= What this task involves =
Copy out each line featuring the string "HVAV" from the entries beneath.

** BEGIN Record extracts **

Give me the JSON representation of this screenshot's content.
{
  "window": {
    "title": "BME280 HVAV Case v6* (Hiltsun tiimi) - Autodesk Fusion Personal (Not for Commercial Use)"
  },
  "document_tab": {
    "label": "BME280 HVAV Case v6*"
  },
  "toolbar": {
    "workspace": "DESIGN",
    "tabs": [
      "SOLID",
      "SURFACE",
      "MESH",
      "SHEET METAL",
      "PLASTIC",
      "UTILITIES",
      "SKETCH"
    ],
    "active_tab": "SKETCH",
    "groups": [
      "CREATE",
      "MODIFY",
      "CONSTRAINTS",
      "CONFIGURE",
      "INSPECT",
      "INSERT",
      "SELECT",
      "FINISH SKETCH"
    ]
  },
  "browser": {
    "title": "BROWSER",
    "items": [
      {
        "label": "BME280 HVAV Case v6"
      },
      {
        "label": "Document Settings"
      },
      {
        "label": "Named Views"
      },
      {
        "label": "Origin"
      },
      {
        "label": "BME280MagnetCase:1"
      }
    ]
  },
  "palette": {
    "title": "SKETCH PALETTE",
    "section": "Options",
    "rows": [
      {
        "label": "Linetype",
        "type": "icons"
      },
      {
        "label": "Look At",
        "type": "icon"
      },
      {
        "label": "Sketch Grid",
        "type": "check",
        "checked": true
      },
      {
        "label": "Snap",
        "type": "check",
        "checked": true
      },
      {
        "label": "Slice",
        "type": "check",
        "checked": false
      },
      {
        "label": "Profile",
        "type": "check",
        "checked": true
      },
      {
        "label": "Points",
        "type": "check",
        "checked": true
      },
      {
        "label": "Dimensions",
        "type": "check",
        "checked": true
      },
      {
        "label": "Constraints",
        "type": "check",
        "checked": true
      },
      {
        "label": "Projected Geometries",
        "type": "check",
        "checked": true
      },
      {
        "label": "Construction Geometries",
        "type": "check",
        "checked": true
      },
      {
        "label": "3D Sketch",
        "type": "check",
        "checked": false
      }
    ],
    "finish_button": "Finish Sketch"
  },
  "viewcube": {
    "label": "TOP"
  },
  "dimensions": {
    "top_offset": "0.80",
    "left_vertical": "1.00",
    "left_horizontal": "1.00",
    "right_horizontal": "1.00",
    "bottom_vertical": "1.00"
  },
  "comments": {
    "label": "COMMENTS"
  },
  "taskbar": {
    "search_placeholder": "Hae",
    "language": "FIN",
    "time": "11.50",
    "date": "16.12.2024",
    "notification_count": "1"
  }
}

** END Record extracts **

= In response =
    "title": "BME280 HVAV Case v6* (Hiltsun tiimi) - Autodesk Fusion Personal (Not for Commercial Use)"
    "label": "BME280 HVAV Case v6*"
        "label": "BME280 HVAV Case v6"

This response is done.